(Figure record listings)
============================================================

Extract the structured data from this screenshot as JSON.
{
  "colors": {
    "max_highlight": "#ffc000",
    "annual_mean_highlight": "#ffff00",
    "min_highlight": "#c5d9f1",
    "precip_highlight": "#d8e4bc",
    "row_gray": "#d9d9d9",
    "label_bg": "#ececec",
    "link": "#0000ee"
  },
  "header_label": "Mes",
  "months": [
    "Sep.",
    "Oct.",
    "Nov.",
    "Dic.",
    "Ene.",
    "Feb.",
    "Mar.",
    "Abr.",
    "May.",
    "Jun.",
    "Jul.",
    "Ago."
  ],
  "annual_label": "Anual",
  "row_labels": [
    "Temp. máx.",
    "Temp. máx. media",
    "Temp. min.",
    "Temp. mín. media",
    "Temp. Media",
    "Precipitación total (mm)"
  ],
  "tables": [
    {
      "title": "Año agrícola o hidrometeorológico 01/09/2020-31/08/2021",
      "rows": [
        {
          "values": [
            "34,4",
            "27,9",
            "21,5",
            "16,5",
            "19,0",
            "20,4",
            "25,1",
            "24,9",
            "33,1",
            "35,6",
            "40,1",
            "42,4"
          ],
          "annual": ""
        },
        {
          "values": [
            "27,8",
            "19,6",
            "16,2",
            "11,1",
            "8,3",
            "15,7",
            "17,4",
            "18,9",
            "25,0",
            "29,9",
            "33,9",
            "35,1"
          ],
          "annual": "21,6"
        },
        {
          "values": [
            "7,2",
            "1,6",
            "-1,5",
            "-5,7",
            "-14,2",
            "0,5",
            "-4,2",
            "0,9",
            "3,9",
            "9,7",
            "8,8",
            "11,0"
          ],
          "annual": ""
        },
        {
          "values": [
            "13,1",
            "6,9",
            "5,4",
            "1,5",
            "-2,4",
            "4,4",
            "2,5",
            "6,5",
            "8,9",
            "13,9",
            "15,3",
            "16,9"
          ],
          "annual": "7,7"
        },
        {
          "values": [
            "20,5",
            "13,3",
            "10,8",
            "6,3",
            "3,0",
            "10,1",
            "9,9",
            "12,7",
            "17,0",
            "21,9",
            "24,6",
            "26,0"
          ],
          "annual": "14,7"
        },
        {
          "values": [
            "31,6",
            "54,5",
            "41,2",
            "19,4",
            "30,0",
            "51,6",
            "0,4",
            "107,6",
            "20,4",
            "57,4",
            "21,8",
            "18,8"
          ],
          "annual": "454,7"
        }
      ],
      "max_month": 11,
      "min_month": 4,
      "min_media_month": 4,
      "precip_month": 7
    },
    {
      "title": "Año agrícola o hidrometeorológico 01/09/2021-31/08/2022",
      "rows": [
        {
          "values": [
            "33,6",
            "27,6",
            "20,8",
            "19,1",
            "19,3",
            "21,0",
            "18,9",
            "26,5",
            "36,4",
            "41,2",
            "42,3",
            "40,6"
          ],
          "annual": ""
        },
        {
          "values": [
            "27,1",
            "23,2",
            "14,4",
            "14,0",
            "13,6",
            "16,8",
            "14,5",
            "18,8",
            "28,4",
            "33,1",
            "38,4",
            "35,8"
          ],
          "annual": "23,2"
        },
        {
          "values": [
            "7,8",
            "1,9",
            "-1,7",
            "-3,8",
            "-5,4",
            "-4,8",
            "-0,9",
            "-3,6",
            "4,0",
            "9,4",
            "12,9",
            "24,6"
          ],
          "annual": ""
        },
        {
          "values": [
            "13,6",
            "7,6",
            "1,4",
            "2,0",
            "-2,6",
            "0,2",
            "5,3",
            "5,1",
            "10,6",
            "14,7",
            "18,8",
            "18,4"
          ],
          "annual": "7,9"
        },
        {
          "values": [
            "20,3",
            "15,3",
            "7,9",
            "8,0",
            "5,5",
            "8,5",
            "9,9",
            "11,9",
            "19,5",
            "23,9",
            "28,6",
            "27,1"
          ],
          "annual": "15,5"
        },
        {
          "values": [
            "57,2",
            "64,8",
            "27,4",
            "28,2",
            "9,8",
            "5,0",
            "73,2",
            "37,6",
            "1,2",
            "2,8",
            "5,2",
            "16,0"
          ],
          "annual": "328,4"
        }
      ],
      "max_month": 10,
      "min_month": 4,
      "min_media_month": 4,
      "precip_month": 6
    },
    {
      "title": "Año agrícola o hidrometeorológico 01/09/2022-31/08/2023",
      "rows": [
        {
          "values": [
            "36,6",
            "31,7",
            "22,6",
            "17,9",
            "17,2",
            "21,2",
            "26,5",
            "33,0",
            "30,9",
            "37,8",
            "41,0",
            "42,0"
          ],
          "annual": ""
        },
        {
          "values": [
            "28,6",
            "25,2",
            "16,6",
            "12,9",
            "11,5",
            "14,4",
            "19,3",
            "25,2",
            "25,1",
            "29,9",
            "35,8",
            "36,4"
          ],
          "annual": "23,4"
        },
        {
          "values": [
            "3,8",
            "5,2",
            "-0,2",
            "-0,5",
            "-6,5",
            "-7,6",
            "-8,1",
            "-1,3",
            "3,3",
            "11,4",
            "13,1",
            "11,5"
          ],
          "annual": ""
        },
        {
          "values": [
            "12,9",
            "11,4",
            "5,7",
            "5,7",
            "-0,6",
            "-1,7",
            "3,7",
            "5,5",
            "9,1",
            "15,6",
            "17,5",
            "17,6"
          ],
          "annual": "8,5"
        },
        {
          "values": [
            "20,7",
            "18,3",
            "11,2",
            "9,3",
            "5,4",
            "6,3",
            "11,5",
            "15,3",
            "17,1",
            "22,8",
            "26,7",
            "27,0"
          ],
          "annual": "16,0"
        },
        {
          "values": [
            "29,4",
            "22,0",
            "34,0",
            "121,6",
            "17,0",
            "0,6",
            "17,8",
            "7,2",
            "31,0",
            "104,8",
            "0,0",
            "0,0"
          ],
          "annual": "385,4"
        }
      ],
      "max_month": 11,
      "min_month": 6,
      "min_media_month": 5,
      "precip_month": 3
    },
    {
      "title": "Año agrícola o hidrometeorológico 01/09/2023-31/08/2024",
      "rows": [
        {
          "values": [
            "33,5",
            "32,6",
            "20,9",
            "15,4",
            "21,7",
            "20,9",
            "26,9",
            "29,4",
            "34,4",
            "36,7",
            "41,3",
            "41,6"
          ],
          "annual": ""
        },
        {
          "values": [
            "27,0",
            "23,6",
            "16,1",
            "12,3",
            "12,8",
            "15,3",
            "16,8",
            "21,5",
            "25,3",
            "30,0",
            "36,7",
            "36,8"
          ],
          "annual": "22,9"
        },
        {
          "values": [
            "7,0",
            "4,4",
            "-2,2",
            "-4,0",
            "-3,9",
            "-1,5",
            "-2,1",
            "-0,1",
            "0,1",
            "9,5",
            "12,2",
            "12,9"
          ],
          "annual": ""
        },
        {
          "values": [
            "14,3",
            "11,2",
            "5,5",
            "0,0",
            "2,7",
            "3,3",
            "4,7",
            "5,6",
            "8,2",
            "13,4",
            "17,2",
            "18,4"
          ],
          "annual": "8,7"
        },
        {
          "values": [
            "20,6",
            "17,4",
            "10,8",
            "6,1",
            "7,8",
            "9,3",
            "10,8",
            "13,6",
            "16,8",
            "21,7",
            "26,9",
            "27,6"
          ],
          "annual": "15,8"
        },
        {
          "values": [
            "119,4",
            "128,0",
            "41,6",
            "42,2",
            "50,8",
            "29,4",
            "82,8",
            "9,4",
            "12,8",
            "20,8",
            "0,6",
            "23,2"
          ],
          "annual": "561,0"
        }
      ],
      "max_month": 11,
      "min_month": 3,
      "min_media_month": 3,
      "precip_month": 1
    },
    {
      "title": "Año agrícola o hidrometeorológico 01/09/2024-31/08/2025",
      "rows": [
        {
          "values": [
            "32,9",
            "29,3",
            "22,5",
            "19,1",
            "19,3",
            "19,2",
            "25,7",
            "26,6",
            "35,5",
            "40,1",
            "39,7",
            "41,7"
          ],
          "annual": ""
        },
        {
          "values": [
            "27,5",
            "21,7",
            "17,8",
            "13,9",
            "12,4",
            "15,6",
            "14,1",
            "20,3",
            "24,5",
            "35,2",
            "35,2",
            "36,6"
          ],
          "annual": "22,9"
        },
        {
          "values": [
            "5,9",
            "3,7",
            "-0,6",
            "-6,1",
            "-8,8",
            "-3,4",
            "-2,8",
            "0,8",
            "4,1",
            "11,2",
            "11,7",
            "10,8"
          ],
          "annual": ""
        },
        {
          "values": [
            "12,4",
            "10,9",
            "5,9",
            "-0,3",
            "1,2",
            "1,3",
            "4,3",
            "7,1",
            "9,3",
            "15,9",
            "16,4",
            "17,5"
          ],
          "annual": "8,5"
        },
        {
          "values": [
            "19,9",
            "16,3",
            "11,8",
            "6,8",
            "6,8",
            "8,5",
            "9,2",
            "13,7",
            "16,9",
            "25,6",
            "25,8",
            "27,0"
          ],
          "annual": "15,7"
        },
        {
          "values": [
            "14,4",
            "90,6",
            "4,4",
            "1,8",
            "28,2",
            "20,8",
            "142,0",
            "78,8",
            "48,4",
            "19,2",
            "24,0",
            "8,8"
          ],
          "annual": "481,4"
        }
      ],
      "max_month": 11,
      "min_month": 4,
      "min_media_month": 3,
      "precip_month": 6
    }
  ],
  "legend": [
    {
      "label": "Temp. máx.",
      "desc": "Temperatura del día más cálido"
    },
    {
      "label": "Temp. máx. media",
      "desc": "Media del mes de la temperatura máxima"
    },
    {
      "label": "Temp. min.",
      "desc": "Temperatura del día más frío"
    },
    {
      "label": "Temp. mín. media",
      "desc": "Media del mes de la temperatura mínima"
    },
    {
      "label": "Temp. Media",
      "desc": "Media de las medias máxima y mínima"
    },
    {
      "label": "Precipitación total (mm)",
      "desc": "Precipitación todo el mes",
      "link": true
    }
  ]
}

============================================================

Exercise description:
Go through the records. Copy each line where "hidrometeorológico" appears.

The reply:
      "title": "Año agrícola o hidrometeorológico 01/09/2020-31/08/2021",
      "title": "Año agrícola o hidrometeorológico 01/09/2021-31/08/2022",
      "title": "Año agrícola o hidrometeorológico 01/09/2022-31/08/2023",
      "title": "Año agrícola o hidrometeorológico 01/09/2023-31/08/2024",
      "title": "Año agrícola o hidrometeorológico 01/09/2024-31/08/2025",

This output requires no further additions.